Task details: Find all lines in the records that include the word "this", and copy them out.

[BEGIN Data for the task]

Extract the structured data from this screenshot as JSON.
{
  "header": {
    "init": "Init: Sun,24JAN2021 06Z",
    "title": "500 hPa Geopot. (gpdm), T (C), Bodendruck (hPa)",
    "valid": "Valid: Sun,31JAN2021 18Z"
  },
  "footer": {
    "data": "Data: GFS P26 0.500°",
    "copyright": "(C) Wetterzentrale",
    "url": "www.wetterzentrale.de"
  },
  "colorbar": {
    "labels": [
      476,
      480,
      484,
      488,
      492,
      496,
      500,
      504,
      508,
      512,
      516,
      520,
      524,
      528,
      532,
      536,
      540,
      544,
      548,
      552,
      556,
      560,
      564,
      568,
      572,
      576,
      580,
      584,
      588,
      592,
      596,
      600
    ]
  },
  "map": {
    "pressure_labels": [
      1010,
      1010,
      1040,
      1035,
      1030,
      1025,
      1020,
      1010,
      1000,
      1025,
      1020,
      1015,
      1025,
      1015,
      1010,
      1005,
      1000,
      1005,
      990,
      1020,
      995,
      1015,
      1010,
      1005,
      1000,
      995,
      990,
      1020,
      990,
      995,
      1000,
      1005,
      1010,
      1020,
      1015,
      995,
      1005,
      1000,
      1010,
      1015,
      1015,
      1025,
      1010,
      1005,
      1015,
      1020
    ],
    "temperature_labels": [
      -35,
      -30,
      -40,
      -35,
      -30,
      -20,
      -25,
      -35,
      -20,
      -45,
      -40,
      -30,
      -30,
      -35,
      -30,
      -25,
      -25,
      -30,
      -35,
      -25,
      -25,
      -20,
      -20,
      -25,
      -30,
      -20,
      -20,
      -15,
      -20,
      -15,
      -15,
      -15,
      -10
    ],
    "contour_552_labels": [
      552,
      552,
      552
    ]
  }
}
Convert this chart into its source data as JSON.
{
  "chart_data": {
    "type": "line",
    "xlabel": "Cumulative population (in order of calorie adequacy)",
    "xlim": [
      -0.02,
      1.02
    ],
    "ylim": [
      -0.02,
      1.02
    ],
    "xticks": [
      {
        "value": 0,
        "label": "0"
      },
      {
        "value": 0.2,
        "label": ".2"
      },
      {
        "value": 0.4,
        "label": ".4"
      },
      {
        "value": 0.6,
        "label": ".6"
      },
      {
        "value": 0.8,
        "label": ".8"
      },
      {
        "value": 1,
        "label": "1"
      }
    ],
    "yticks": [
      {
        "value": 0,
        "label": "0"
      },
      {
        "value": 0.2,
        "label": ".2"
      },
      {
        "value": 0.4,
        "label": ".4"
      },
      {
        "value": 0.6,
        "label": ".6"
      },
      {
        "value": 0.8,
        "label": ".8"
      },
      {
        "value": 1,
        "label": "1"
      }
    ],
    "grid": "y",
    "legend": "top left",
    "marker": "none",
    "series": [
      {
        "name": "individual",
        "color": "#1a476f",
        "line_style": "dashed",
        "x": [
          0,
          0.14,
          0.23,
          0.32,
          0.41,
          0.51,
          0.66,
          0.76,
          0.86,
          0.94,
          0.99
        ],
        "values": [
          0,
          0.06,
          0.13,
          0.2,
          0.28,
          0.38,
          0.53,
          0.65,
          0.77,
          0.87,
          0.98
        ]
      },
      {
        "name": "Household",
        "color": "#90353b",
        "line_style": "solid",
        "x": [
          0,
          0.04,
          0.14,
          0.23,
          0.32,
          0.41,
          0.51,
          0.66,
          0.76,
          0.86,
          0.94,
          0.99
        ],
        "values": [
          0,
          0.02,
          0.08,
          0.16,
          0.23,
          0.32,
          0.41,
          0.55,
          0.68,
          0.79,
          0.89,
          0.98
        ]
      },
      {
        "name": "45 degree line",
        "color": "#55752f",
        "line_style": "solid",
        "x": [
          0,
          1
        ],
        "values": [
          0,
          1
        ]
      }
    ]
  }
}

[END Data for the task]

Task solution:
Extract the structured data from this screenshot as JSON.
Convert this chart into its source data as JSON.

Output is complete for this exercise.